* BEGIN Data for this task *

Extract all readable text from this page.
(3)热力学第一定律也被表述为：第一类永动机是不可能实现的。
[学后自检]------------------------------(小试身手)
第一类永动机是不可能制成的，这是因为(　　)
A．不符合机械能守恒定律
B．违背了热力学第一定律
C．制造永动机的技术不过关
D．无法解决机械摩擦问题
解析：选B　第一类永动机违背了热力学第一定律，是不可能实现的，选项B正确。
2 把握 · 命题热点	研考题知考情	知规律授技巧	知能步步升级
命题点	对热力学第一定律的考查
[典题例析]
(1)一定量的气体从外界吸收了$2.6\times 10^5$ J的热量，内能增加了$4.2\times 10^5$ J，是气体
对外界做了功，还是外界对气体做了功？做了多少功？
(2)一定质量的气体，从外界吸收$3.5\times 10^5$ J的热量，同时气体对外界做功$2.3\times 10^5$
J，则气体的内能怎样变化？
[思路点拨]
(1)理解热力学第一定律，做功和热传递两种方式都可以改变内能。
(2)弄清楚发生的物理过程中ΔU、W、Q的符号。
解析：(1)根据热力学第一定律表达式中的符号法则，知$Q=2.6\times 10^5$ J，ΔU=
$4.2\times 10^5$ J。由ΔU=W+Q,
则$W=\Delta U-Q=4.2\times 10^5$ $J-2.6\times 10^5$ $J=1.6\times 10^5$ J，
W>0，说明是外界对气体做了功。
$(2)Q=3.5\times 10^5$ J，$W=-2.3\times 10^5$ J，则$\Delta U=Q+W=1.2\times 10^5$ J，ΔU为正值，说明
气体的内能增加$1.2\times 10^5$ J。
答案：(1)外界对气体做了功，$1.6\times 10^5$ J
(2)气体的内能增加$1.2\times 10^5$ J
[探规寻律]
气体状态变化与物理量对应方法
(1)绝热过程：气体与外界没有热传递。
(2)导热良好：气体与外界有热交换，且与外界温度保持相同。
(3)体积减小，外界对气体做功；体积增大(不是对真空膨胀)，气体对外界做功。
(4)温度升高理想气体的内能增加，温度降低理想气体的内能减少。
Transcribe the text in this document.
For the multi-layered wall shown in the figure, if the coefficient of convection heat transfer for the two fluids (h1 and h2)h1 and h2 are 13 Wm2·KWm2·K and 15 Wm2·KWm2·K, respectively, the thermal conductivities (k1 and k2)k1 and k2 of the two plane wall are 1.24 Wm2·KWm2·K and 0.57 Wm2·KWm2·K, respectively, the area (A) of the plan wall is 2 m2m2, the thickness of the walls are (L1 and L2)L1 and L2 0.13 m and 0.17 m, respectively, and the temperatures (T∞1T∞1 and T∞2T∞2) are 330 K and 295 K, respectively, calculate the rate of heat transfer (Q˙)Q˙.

* END Data for this task *

Required work | Within the data above, count the lines that contain the string "Delta"; the reply is the number alone.

Answer in full | 2